— Dataset items —
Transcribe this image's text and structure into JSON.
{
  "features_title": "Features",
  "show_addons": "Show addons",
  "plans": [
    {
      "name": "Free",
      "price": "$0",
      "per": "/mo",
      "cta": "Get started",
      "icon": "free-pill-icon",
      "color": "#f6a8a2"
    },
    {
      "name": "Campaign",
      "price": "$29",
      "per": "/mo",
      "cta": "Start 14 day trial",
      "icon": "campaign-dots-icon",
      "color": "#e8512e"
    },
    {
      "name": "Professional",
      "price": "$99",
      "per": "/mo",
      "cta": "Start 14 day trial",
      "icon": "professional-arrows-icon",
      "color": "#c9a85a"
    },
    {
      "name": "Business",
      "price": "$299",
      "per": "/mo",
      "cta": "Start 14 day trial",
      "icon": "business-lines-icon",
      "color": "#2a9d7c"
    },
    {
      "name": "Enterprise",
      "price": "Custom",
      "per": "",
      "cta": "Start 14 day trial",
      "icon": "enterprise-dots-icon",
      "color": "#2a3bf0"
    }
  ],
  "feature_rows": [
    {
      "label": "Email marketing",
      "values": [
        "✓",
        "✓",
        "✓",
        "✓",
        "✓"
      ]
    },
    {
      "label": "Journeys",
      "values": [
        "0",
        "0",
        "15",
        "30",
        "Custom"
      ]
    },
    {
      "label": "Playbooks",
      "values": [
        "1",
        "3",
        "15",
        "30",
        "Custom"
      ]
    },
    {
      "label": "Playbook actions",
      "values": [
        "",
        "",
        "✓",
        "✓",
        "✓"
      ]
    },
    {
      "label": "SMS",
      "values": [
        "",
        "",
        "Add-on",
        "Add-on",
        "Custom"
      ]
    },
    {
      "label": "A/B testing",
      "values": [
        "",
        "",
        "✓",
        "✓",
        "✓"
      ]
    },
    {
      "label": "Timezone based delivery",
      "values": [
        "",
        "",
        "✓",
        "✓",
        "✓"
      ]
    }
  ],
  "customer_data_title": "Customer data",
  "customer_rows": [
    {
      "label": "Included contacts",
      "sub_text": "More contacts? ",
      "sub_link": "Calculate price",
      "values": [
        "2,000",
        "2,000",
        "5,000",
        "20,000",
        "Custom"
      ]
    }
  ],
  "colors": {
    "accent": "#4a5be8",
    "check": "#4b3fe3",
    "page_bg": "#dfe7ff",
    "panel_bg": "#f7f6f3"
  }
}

— JOB —
Write down every line of the data above that includes the string "label".

— FULL ANSWER —
      "label": "Email marketing",
      "label": "Journeys",
      "label": "Playbooks",
      "label": "Playbook actions",
      "label": "SMS",
      "label": "A/B testing",
      "label": "Timezone based delivery",
      "label": "Included contacts",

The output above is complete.